Problem details:
Which lines of the records contain "Rules"? Collect every one of them.
** Start Dataset rows **
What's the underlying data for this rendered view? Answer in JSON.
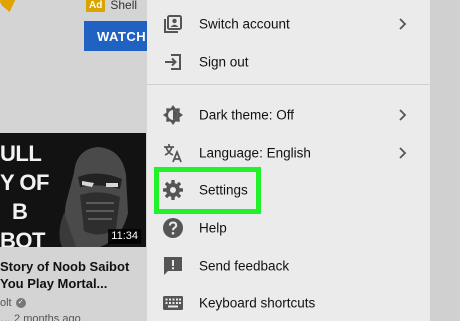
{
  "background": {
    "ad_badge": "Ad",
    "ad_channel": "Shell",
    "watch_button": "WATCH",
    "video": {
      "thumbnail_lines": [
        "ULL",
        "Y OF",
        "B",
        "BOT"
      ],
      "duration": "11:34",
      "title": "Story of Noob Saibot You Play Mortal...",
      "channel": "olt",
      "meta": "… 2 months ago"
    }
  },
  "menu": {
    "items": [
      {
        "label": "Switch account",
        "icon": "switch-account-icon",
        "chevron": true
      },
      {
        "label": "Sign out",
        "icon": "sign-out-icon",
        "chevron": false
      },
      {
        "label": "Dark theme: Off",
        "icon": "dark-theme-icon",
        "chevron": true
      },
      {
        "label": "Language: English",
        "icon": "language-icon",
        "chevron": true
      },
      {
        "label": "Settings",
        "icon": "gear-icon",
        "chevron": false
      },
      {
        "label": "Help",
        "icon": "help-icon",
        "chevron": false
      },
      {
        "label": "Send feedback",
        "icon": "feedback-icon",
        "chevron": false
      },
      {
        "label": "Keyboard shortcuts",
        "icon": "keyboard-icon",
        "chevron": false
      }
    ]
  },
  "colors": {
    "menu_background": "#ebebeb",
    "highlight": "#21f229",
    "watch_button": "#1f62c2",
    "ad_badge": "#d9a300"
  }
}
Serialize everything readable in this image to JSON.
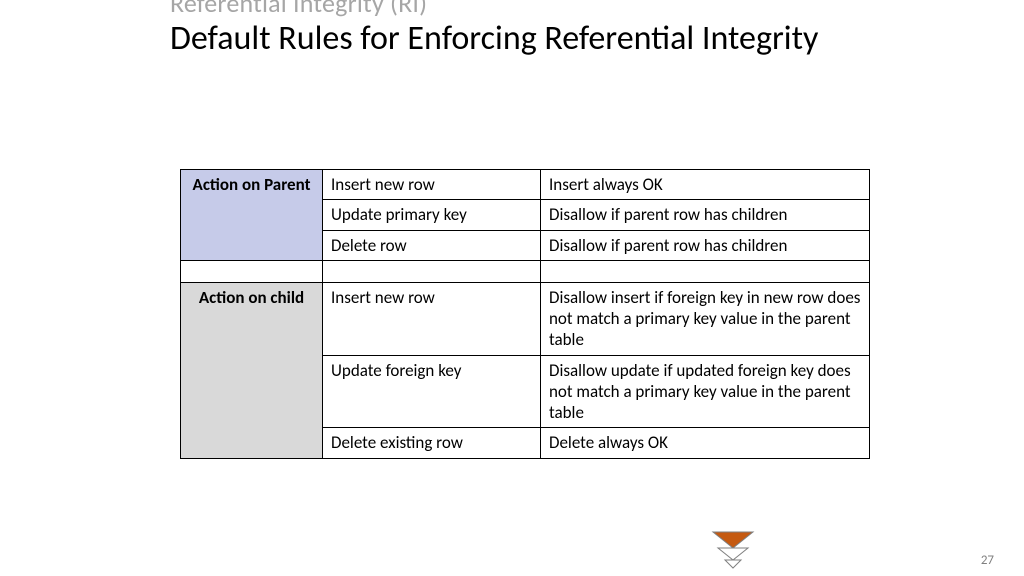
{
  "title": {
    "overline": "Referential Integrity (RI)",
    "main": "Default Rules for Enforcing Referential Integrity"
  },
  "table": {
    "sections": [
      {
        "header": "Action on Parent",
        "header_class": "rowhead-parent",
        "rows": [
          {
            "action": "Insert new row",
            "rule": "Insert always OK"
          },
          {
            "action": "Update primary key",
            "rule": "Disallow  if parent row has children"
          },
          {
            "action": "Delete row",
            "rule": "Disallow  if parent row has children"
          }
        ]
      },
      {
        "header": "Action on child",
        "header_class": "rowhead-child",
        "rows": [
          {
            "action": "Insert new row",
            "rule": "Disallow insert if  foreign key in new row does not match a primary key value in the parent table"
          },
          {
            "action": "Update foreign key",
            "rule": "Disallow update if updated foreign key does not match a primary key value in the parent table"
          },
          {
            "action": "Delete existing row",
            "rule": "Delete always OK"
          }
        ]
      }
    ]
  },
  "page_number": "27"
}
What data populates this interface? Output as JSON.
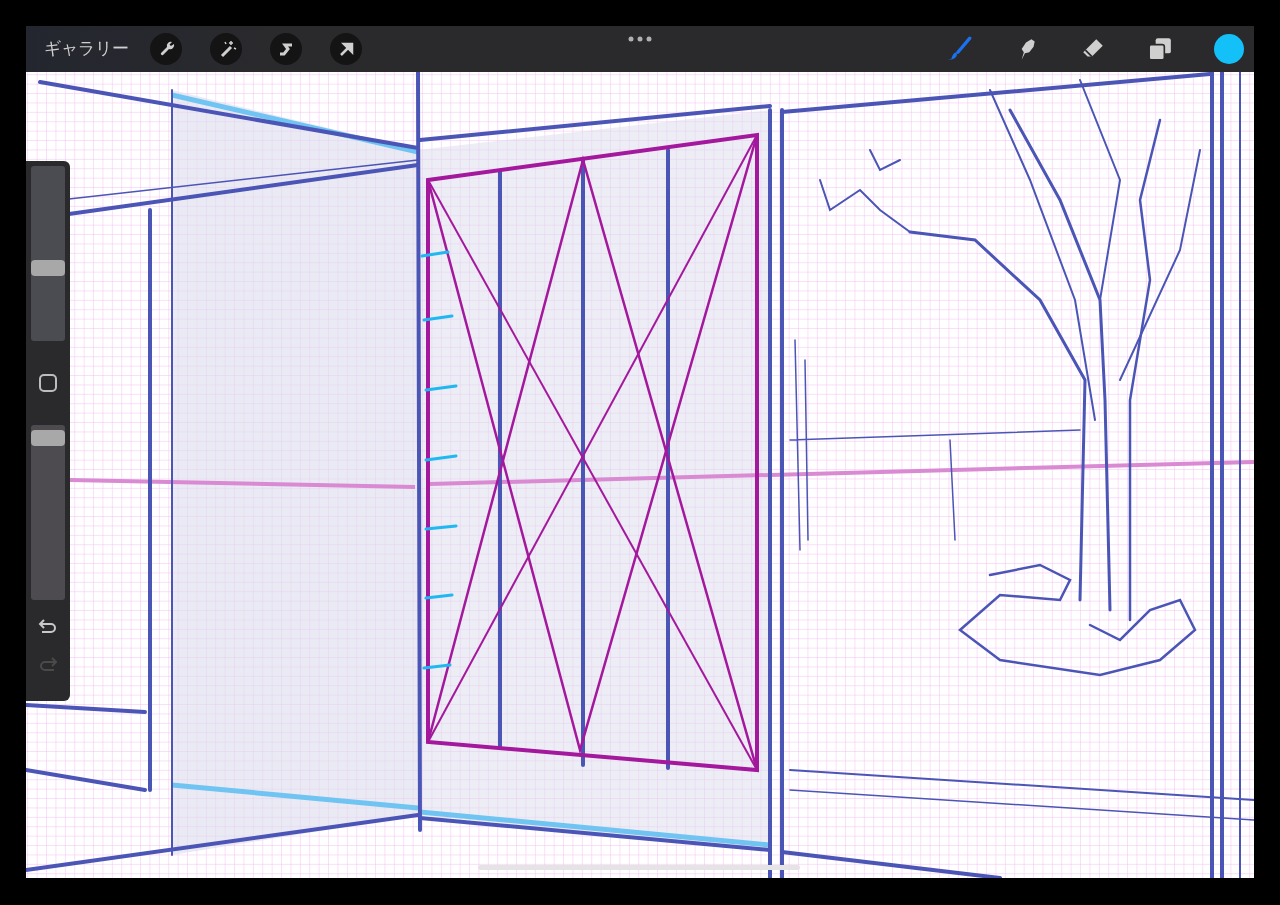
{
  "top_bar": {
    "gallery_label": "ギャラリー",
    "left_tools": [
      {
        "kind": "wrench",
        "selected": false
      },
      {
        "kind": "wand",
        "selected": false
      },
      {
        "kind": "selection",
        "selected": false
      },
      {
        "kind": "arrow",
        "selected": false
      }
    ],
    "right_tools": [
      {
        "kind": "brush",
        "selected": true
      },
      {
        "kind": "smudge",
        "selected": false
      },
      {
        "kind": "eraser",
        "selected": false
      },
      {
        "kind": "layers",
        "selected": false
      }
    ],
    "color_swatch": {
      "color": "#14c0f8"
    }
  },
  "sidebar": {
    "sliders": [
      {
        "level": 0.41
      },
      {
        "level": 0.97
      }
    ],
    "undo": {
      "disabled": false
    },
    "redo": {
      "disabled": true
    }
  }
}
** End Dataset rows **
** Start Dataset rows **
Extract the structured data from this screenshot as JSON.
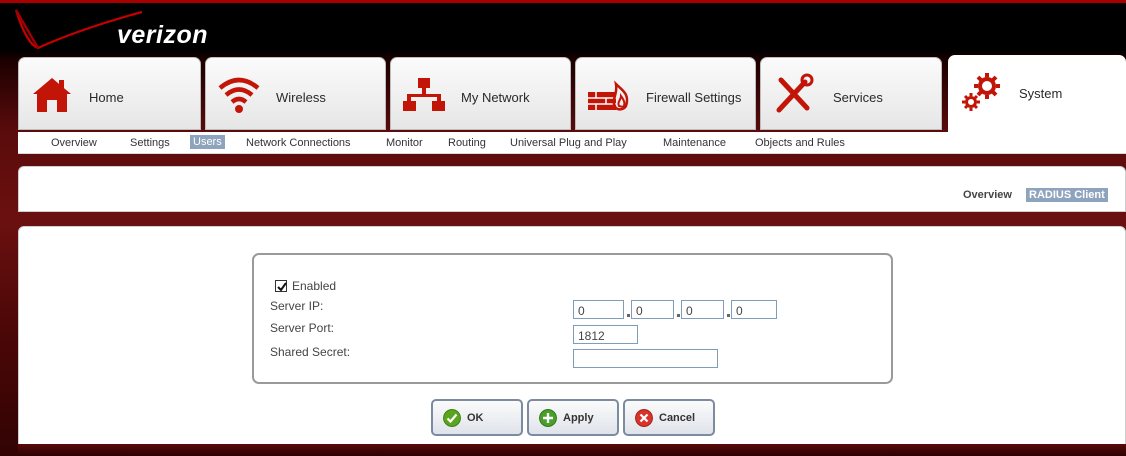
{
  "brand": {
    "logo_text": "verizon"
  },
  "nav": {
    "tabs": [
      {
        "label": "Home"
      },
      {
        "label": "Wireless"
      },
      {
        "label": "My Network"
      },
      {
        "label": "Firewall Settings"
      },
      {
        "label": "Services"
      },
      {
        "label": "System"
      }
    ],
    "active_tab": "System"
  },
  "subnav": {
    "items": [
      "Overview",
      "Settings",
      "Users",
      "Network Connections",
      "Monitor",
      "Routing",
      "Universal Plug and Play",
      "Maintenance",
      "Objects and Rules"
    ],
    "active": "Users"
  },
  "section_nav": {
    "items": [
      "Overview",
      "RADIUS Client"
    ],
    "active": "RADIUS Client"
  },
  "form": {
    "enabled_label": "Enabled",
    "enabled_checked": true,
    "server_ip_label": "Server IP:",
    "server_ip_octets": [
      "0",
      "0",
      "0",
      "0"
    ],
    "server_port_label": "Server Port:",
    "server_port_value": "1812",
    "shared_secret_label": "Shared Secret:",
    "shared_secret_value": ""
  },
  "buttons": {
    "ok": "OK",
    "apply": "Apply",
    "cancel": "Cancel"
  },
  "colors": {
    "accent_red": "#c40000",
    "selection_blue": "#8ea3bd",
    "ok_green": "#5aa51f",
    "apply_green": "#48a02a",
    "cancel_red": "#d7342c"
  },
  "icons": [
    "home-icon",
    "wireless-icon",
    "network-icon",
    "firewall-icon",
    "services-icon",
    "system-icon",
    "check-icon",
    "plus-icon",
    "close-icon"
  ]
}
** End Dataset rows **
** Start Dataset rows **
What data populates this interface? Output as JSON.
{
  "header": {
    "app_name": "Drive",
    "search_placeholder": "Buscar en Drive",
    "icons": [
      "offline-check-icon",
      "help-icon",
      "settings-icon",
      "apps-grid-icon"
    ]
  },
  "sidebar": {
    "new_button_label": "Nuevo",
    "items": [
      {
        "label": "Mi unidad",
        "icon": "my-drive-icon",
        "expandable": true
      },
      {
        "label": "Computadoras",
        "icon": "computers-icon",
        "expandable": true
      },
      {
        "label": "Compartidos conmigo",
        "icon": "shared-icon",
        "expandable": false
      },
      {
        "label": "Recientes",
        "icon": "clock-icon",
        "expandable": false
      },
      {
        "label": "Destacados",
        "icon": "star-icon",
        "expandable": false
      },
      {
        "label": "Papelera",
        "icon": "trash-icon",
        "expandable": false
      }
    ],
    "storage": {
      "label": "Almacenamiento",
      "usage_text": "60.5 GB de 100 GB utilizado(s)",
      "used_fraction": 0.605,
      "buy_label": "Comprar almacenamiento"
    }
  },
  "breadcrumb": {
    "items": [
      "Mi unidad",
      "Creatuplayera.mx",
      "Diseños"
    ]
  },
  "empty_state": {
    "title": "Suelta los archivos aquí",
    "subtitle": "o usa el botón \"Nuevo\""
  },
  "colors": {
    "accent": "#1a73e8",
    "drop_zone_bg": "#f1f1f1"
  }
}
** End Dataset rows **
Task response:
    "main": "Default Rules for Enforcing Referential Integrity"
      "Objects and Rules"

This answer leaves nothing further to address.